╭─ Listing
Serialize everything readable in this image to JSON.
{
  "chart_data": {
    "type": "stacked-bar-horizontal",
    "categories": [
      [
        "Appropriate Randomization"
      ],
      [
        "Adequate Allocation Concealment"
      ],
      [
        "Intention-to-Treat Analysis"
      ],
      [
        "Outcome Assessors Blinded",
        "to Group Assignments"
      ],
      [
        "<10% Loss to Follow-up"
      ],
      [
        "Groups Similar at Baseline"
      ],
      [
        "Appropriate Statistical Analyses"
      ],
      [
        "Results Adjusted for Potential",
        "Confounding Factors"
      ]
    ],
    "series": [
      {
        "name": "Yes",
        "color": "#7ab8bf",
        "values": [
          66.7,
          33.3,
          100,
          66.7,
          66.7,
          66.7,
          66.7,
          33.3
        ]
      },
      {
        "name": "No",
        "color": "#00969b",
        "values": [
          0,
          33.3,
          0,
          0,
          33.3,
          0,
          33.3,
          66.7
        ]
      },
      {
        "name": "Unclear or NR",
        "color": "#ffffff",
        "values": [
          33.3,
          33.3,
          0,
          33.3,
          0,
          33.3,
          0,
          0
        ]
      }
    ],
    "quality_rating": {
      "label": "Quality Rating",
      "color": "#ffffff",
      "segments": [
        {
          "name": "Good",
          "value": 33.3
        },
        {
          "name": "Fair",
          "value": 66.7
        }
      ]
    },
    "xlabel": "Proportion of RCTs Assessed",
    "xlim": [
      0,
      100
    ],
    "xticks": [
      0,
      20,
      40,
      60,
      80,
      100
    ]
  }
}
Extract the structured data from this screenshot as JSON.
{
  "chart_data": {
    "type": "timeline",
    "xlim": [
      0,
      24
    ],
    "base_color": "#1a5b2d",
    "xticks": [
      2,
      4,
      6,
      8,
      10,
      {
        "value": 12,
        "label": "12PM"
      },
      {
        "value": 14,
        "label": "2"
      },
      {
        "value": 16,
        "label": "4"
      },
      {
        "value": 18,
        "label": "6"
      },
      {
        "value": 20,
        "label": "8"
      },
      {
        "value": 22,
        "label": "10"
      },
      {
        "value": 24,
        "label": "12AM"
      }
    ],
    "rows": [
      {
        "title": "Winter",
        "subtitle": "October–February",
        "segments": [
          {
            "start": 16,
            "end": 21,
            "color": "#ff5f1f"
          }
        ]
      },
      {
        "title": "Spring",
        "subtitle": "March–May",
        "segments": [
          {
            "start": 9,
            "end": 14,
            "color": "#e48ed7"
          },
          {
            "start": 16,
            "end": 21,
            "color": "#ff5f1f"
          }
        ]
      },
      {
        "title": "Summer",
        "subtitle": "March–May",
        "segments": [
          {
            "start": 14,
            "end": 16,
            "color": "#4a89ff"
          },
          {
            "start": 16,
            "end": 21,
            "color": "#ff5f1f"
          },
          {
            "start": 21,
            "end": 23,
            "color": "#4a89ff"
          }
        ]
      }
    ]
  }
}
╰─
- Written problem:
Scan the data for the word "type" and copy every line where it shows up.

- Written solution:
    "type": "stacked-bar-horizontal",
    "type": "timeline",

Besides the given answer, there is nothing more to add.